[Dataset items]
==============================

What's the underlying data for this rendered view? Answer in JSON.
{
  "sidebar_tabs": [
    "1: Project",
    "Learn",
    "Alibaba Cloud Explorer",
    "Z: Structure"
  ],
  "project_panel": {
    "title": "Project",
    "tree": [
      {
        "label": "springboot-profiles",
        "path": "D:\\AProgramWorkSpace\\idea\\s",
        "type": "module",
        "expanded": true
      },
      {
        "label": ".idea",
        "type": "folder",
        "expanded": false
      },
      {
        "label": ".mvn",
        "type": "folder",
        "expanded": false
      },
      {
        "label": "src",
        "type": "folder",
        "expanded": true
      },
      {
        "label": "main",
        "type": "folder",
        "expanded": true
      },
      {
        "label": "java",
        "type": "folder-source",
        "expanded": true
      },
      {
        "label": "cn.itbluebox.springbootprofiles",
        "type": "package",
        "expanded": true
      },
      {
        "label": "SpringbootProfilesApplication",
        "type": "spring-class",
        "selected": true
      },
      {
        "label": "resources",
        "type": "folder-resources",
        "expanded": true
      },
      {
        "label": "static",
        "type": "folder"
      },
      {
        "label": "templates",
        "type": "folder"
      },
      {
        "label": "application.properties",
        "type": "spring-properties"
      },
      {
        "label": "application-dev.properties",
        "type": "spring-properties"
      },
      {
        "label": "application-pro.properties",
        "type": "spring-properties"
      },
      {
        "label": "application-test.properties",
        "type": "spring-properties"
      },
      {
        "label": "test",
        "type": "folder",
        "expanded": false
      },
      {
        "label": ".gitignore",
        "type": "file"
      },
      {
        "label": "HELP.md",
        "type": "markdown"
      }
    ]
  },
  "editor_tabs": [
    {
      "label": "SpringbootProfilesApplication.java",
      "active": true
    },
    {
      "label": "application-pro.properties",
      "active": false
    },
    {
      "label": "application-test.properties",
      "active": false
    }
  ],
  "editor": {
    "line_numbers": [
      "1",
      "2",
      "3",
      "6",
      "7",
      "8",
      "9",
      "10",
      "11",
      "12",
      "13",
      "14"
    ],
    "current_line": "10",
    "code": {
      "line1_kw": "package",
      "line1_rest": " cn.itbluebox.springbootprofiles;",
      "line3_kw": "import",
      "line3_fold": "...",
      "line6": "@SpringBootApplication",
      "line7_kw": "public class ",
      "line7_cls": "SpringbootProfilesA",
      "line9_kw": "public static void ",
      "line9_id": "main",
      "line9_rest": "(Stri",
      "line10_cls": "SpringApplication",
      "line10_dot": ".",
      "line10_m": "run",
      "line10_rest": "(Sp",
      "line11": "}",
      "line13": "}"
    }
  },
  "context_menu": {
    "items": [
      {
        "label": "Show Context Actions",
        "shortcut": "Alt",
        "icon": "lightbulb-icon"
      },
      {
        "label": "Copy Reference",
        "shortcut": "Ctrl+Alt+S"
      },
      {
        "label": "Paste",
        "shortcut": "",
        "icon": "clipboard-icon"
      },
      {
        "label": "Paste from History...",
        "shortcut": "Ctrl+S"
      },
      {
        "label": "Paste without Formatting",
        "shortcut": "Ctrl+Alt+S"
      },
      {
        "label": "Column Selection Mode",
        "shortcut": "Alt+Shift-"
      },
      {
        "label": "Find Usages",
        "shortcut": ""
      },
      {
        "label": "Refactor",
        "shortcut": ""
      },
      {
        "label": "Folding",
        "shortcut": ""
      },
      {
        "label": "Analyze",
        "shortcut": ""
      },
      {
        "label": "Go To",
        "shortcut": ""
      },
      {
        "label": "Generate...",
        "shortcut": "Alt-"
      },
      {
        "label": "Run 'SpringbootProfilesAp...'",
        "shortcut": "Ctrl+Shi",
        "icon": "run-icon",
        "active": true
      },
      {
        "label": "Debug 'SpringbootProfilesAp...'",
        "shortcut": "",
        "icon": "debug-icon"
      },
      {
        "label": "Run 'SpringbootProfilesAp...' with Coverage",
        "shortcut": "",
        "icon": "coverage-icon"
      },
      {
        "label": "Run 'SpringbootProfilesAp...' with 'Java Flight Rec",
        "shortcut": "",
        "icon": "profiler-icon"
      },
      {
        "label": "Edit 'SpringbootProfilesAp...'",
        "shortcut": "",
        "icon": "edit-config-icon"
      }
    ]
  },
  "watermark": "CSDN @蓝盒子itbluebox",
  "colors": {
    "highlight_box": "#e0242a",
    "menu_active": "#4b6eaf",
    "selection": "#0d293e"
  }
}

==============================

Of the lines in the data, how many contain the word "test"? Provide the number and nothing further.

3